WHAT YOU ARE ASKED TO DO — Please tally the lines in the material below that contain the word "procesos", and give the count only.

DATA SUPPLIED —
════════════════

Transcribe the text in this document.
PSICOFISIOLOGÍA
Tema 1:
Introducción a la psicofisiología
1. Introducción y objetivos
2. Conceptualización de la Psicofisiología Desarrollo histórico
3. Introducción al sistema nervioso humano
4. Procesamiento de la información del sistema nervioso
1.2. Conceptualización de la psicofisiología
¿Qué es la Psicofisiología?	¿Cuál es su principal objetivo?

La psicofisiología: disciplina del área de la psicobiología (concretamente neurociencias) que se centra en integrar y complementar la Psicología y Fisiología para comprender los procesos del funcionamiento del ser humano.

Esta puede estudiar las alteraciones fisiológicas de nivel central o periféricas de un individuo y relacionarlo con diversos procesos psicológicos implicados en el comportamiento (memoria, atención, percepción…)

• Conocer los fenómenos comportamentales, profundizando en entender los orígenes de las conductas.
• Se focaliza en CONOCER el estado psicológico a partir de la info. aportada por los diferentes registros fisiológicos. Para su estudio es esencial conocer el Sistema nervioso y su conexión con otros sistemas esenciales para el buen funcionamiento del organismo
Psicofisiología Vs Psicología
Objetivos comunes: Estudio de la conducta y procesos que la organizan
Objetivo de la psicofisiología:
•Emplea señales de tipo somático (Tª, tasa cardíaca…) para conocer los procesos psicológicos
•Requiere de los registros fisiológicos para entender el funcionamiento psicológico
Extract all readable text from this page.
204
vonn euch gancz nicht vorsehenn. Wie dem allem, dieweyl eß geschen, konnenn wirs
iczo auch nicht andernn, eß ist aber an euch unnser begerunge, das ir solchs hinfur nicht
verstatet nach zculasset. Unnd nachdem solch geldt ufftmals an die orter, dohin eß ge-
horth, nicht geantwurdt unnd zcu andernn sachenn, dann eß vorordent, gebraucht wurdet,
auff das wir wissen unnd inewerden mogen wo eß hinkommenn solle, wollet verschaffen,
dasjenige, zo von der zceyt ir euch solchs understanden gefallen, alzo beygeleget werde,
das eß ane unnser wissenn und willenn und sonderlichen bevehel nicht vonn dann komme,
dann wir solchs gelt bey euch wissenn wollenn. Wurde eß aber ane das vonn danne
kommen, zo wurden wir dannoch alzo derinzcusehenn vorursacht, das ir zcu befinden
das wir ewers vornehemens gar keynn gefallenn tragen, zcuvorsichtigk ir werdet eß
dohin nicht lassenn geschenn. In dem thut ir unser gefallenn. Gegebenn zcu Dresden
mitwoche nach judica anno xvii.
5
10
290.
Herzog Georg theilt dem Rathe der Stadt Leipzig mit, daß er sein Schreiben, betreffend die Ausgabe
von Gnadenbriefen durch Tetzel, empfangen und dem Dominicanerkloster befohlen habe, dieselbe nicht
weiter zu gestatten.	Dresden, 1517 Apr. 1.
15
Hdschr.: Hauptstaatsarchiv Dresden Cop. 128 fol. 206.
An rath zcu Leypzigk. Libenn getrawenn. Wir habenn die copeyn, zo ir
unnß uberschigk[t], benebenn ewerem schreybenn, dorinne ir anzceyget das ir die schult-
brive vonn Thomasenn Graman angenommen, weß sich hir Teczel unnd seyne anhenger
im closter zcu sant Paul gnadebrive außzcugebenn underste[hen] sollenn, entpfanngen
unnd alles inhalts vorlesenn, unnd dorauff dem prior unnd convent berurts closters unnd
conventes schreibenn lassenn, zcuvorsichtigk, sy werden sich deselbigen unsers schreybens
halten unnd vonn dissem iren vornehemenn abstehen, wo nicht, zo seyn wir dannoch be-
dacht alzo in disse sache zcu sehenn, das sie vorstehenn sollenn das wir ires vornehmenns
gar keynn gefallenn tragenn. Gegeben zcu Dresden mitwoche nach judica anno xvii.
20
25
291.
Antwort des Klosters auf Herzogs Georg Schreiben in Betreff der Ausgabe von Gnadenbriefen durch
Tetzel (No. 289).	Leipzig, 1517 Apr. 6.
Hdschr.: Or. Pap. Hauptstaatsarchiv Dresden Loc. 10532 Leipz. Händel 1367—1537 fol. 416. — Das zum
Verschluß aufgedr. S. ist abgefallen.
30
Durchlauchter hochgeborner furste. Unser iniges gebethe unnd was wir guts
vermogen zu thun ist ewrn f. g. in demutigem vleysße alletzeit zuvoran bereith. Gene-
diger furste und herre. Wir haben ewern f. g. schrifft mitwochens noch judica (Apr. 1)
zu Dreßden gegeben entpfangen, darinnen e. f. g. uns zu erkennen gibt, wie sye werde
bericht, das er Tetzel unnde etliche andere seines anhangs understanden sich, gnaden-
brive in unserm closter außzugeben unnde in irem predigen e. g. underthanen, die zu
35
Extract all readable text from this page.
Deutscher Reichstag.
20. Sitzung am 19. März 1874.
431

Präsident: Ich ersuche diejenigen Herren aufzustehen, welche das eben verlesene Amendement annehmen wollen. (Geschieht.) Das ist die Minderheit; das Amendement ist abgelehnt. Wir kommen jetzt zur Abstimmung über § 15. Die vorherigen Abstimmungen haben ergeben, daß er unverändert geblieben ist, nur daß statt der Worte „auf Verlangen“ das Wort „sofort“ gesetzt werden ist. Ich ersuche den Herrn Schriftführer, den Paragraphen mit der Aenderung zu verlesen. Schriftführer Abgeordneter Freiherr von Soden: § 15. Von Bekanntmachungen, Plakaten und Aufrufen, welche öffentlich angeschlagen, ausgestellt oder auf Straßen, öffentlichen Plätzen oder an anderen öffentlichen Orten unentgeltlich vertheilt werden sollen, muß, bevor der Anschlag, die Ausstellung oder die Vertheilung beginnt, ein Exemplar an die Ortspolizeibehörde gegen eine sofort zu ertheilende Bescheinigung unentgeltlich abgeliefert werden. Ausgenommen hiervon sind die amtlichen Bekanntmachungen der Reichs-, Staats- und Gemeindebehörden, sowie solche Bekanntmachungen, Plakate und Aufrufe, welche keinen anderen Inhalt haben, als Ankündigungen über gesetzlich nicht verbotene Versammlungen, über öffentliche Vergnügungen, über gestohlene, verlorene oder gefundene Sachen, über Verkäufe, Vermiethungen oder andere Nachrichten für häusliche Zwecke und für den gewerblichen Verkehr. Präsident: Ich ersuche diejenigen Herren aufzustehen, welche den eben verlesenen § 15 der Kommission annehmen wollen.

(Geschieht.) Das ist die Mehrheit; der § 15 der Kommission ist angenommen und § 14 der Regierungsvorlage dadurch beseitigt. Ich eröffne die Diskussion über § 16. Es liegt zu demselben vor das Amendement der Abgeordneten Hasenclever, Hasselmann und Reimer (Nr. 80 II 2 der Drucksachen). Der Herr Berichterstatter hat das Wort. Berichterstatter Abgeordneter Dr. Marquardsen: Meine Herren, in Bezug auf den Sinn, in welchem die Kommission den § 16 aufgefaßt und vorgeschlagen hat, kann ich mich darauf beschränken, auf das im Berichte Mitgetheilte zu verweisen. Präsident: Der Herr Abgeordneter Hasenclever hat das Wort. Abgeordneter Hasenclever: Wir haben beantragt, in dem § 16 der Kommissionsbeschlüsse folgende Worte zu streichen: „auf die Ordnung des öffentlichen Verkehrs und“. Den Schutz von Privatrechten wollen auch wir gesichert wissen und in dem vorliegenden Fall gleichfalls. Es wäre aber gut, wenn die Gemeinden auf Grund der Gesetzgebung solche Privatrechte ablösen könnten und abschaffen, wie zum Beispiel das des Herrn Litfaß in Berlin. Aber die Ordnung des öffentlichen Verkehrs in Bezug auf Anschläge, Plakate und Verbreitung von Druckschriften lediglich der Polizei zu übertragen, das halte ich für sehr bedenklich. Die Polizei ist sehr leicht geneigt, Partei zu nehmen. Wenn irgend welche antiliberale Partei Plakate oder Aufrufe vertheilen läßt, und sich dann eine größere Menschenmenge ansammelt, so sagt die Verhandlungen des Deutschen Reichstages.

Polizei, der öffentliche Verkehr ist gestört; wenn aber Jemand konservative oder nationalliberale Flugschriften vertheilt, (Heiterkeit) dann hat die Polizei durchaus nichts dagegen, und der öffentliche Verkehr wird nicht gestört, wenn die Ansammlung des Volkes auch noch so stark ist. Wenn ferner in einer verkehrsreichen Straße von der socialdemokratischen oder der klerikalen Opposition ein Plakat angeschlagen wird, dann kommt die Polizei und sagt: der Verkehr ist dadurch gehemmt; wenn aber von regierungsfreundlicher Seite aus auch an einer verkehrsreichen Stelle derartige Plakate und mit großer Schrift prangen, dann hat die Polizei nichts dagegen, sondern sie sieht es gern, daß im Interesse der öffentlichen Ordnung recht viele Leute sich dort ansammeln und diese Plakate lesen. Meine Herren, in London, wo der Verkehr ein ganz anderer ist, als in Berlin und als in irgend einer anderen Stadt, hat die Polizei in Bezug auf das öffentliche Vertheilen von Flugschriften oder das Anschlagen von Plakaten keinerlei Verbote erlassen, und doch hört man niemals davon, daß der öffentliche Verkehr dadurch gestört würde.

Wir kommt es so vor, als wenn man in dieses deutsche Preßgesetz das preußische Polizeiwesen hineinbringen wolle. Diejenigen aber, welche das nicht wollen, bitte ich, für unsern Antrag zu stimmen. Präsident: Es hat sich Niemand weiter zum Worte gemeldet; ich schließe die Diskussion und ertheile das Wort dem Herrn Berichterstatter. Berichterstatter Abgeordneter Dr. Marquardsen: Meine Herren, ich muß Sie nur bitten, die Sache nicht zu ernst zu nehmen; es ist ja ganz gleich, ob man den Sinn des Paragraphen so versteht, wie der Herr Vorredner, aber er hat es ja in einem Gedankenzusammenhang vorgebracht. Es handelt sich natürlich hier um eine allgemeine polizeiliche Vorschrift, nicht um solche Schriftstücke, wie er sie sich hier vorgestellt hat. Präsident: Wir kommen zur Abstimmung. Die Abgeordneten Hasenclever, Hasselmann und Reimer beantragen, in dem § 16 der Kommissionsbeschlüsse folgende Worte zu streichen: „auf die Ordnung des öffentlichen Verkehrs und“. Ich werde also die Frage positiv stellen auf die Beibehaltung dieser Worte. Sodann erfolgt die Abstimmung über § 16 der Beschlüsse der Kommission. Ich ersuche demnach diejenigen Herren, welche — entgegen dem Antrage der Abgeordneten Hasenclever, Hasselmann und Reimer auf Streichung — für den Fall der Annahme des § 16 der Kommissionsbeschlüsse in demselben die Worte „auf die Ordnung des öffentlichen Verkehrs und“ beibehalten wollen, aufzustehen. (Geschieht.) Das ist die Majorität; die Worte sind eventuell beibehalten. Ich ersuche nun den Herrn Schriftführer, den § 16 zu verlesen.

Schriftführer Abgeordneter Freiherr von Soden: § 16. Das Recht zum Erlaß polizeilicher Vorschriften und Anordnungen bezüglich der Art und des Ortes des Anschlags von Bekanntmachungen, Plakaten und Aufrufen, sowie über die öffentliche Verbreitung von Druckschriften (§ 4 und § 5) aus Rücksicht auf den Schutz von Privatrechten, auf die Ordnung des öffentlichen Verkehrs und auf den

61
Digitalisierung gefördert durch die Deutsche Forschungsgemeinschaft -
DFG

════════════════

RESPONSE AREA — 4